Look through the data below. Show each line where the string "this" occurs.

--- start MATERIAL FOR THE TASK ---

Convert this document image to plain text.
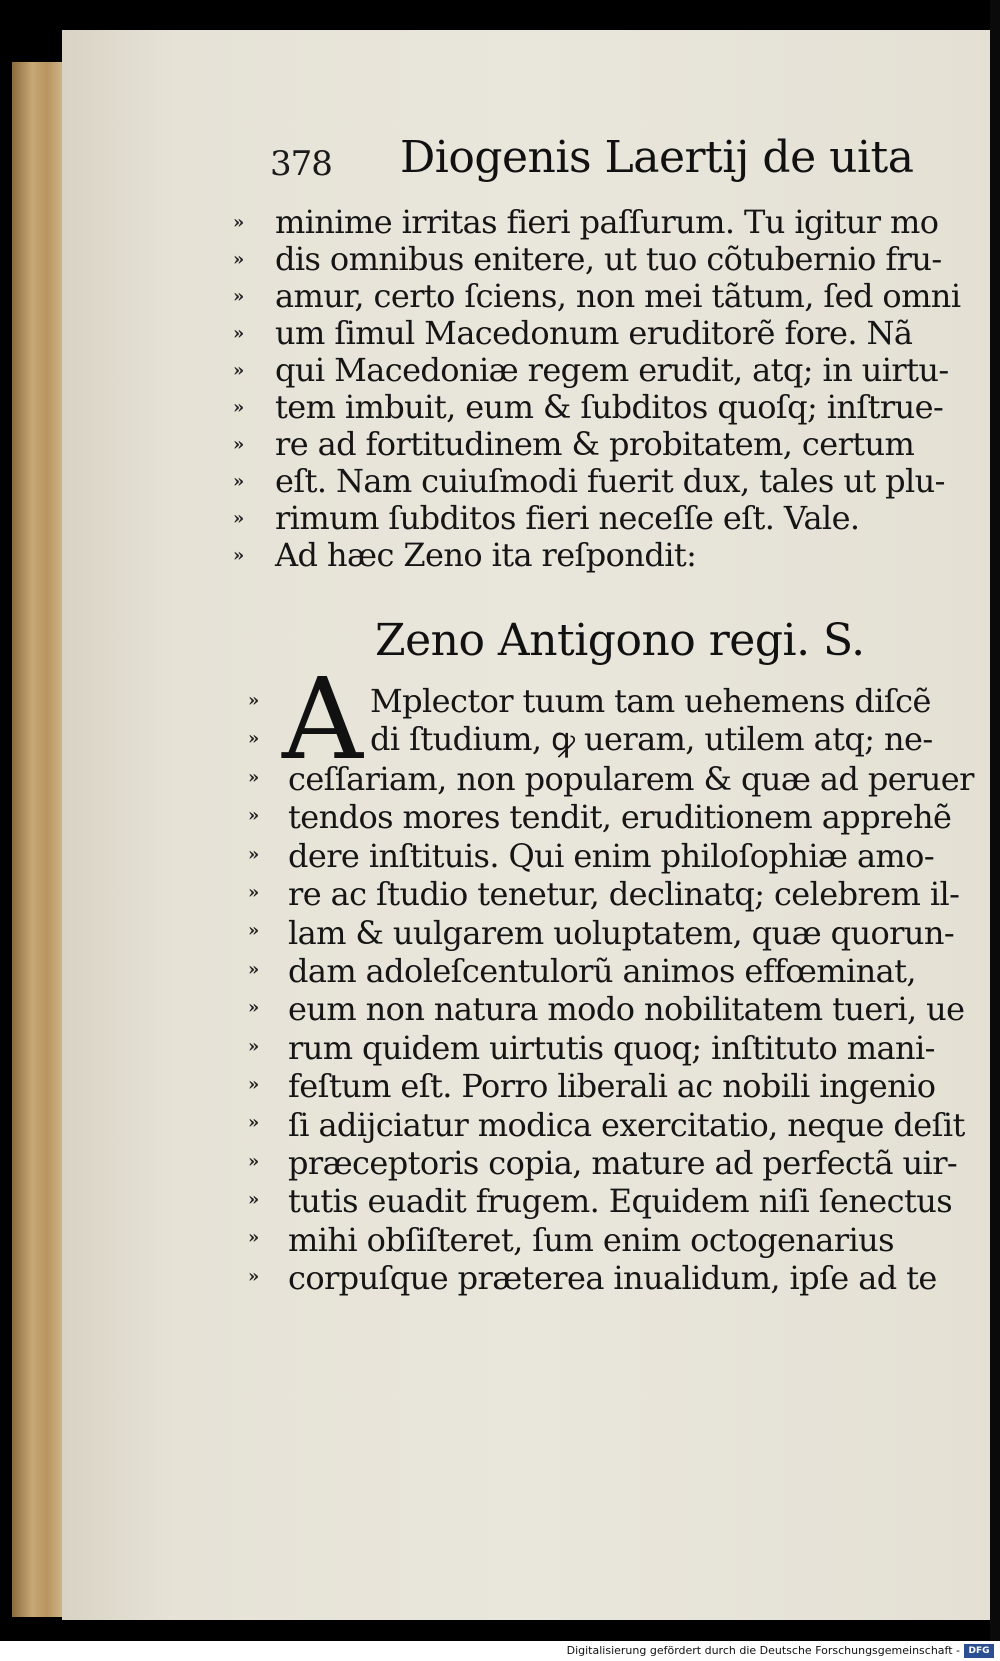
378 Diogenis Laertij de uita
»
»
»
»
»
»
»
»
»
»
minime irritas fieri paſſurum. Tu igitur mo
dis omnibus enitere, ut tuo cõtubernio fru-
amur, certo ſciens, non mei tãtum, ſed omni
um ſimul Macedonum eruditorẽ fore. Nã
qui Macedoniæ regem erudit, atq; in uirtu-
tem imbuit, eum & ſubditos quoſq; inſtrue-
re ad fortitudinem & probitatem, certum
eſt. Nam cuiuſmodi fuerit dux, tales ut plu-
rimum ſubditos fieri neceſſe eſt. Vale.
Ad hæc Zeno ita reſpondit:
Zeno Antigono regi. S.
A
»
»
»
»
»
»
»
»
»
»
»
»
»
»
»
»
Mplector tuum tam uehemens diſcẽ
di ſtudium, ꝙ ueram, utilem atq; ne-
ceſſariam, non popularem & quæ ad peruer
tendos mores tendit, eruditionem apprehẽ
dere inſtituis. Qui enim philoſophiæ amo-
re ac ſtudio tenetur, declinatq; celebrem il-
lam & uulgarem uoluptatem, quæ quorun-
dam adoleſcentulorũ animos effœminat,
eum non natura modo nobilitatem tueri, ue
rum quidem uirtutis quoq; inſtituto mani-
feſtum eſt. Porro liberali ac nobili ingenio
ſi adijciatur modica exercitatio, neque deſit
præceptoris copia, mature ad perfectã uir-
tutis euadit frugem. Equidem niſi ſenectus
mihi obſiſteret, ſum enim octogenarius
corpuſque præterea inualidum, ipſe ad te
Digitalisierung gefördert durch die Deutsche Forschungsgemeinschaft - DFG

--- end MATERIAL FOR THE TASK ---
--- start MATERIAL FOR THE TASK ---

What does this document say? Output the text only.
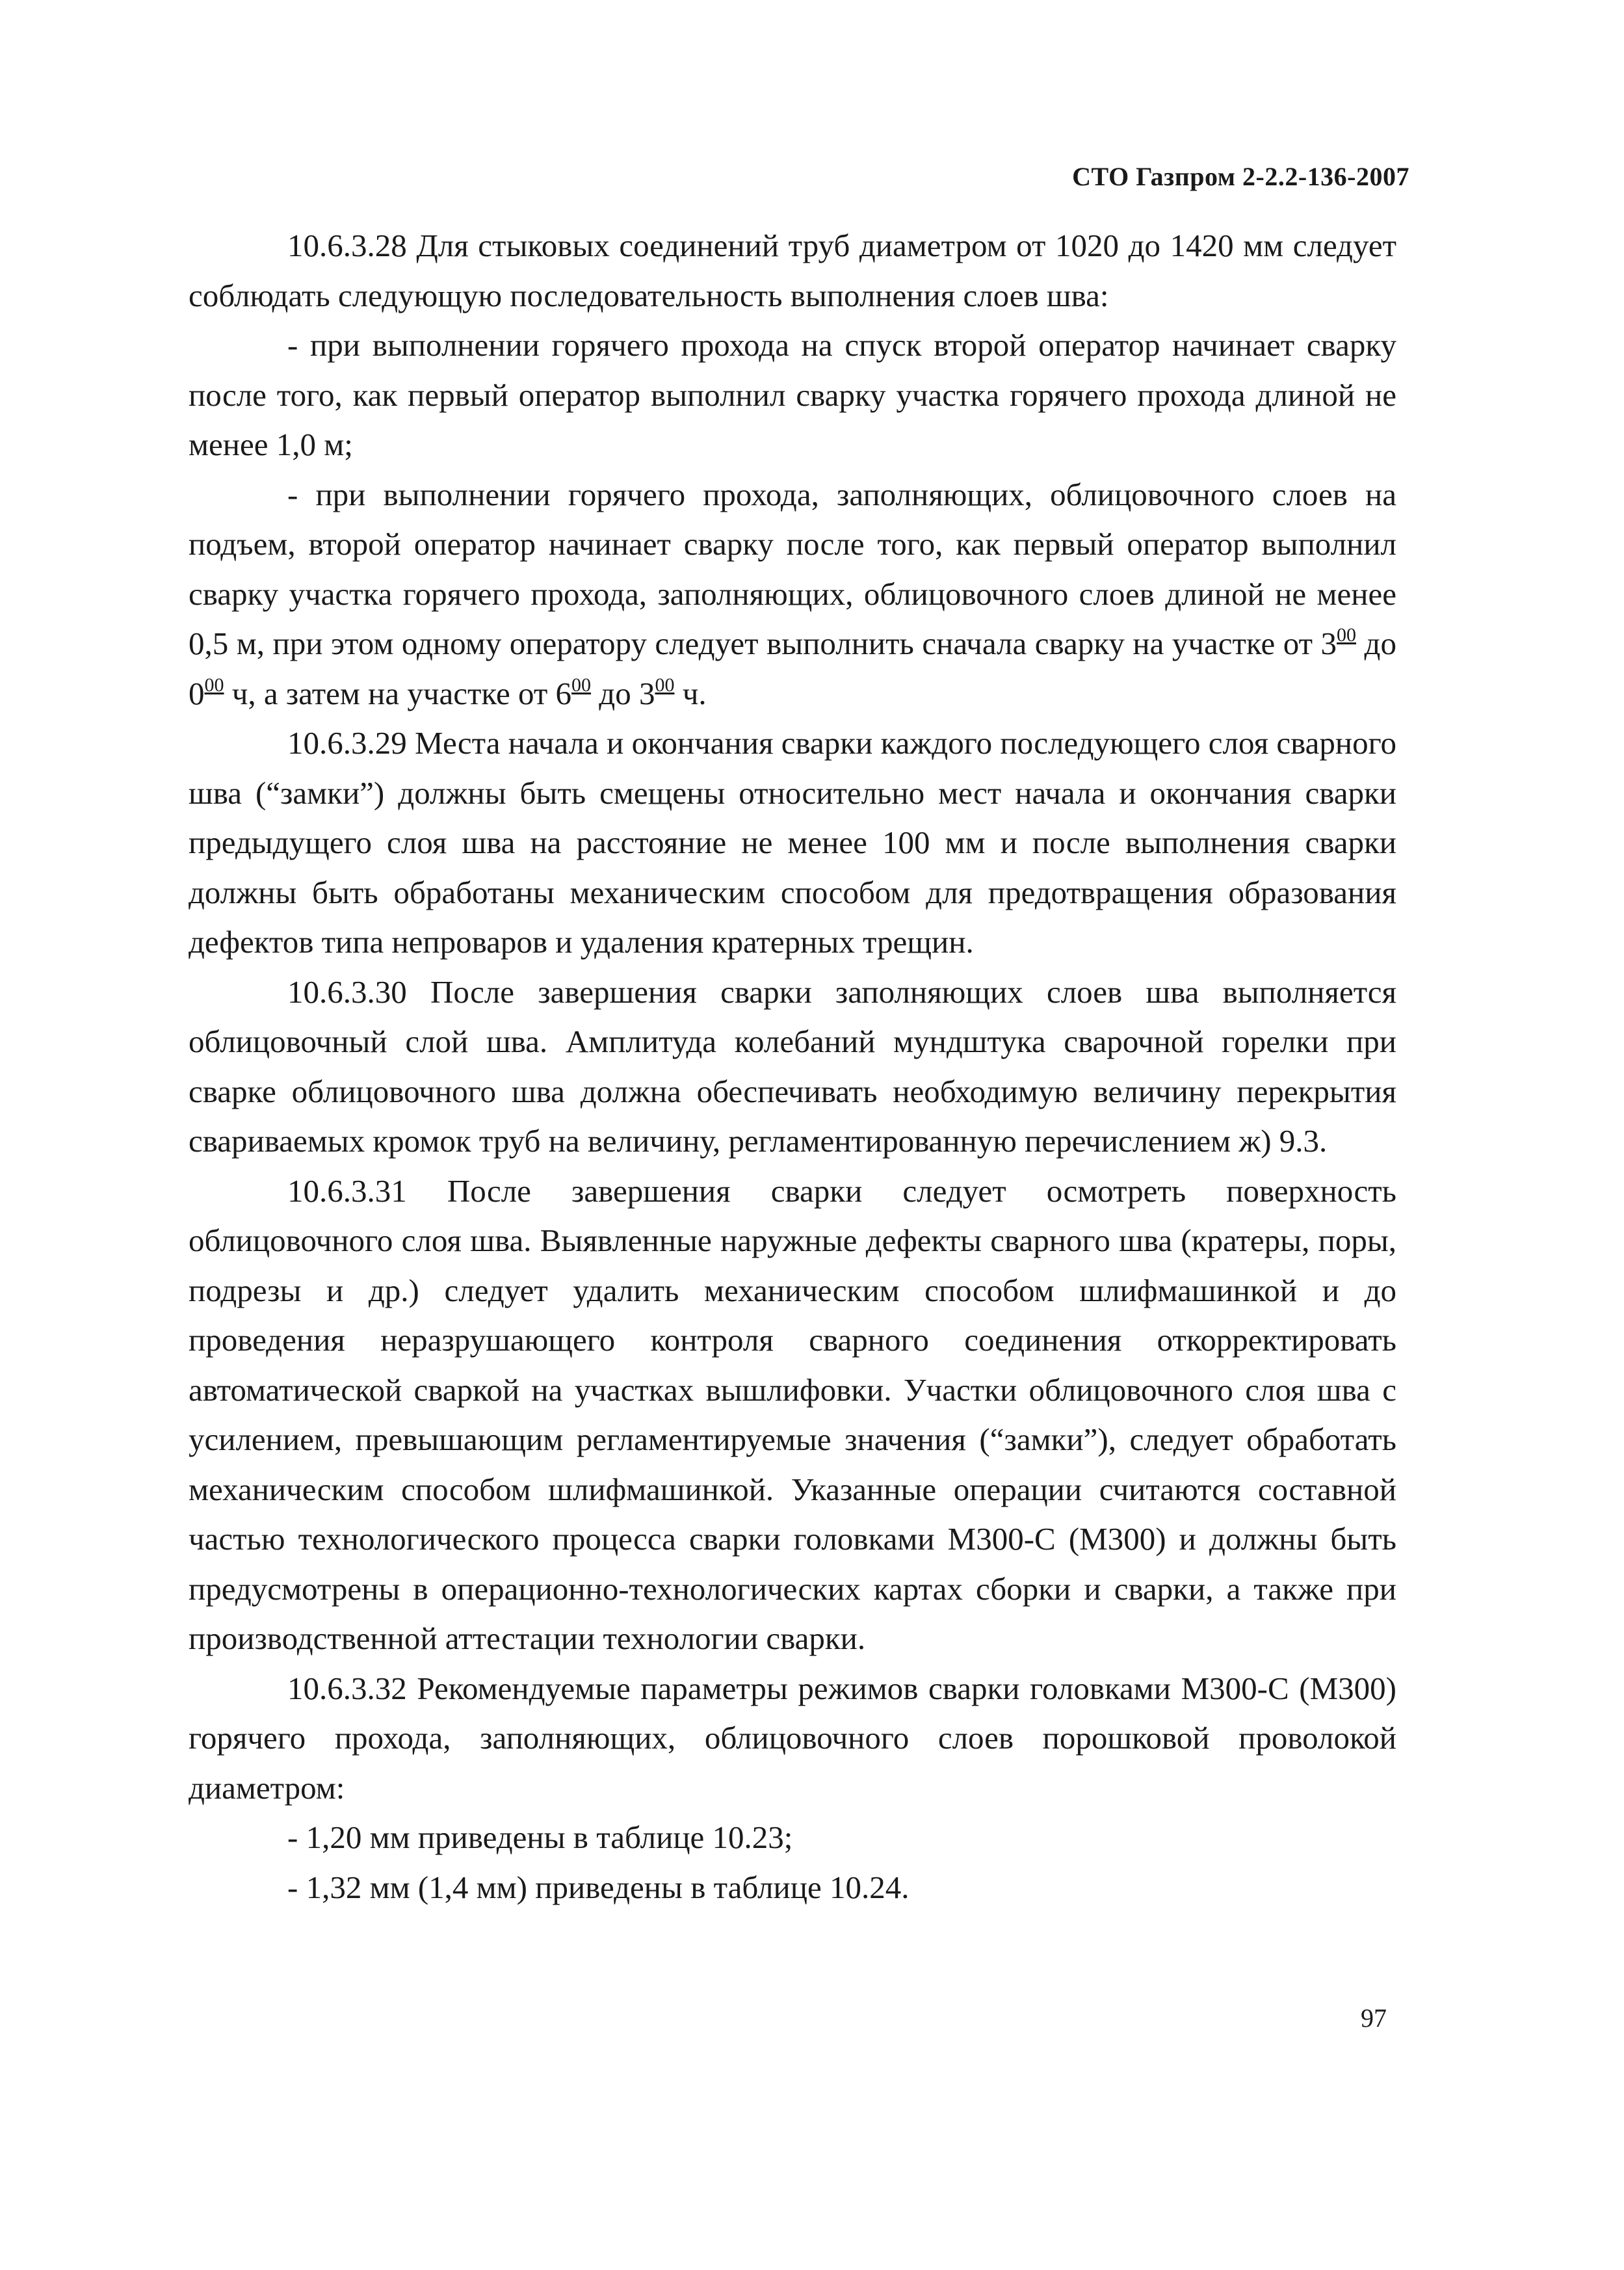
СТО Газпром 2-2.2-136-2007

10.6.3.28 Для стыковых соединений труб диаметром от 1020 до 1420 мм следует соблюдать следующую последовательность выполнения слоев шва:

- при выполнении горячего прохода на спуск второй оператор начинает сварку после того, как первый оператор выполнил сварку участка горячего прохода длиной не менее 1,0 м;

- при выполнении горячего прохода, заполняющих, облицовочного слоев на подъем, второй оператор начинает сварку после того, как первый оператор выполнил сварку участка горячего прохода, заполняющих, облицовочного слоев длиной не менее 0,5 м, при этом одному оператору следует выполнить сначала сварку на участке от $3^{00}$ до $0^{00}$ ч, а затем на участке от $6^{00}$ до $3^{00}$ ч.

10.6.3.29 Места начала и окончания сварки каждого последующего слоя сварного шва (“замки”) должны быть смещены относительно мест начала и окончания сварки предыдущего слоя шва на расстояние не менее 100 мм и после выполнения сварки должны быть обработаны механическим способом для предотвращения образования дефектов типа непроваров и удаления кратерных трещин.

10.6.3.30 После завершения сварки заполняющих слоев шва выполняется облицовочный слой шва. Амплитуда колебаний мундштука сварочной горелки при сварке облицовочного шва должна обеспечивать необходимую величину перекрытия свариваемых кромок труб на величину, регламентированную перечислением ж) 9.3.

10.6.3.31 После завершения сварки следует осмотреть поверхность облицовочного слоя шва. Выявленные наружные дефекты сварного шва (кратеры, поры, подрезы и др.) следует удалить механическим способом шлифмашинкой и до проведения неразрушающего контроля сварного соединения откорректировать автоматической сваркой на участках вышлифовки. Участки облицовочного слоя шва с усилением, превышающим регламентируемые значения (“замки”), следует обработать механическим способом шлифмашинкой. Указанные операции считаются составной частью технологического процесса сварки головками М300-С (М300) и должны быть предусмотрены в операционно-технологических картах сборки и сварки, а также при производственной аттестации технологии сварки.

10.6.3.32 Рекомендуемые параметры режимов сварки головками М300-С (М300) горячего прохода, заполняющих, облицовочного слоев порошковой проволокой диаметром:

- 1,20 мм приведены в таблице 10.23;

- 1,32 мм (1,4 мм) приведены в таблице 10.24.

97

--- end MATERIAL FOR THE TASK ---
--- start MATERIAL FOR THE TASK ---

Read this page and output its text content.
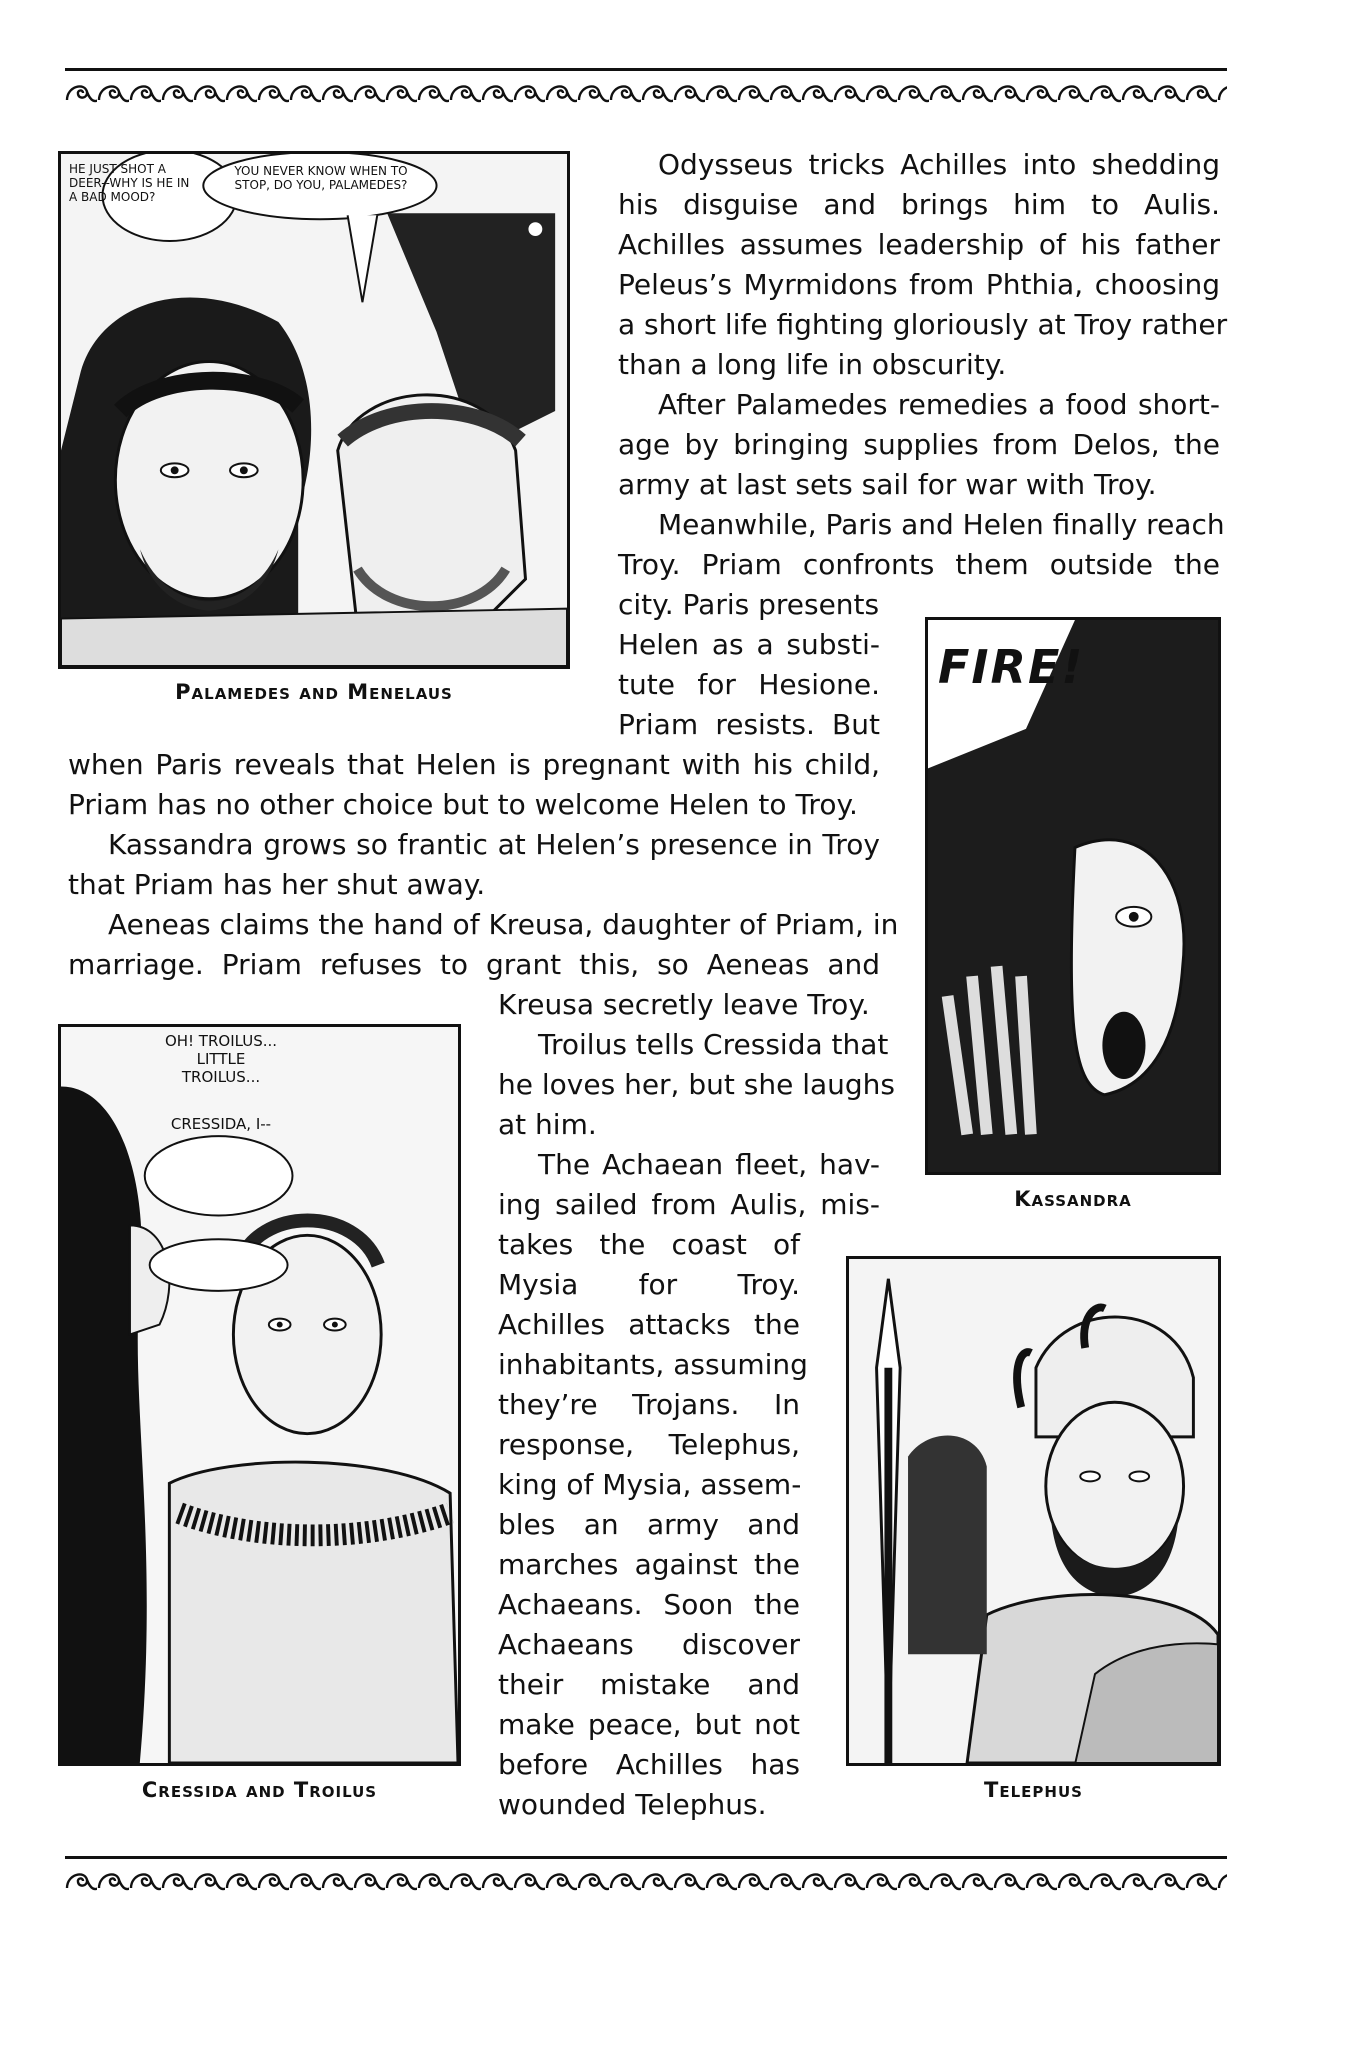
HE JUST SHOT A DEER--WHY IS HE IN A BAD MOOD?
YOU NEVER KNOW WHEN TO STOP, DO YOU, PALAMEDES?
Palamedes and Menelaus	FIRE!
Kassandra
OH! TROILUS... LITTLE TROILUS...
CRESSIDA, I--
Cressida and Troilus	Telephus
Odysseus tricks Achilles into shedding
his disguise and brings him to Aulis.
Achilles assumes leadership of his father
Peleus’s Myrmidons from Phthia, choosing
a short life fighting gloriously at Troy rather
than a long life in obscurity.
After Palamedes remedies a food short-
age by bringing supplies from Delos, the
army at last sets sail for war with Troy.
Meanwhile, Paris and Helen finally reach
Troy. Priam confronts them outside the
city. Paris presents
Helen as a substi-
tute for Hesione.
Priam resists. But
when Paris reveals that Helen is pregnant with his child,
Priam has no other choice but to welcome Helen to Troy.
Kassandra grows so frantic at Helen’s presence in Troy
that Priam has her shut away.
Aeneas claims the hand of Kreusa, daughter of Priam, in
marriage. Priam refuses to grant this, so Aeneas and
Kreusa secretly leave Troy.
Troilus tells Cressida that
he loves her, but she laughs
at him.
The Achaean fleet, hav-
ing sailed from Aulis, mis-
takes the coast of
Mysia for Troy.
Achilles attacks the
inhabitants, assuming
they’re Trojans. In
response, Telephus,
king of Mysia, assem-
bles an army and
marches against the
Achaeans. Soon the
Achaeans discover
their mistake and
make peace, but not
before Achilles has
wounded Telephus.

--- end MATERIAL FOR THE TASK ---

● COMPLETE ANSWER:
Convert this document image to plain text.
What does this document say? Output the text only.
Read this page and output its text content.
marriage. Priam refuses to grant this, so Aeneas and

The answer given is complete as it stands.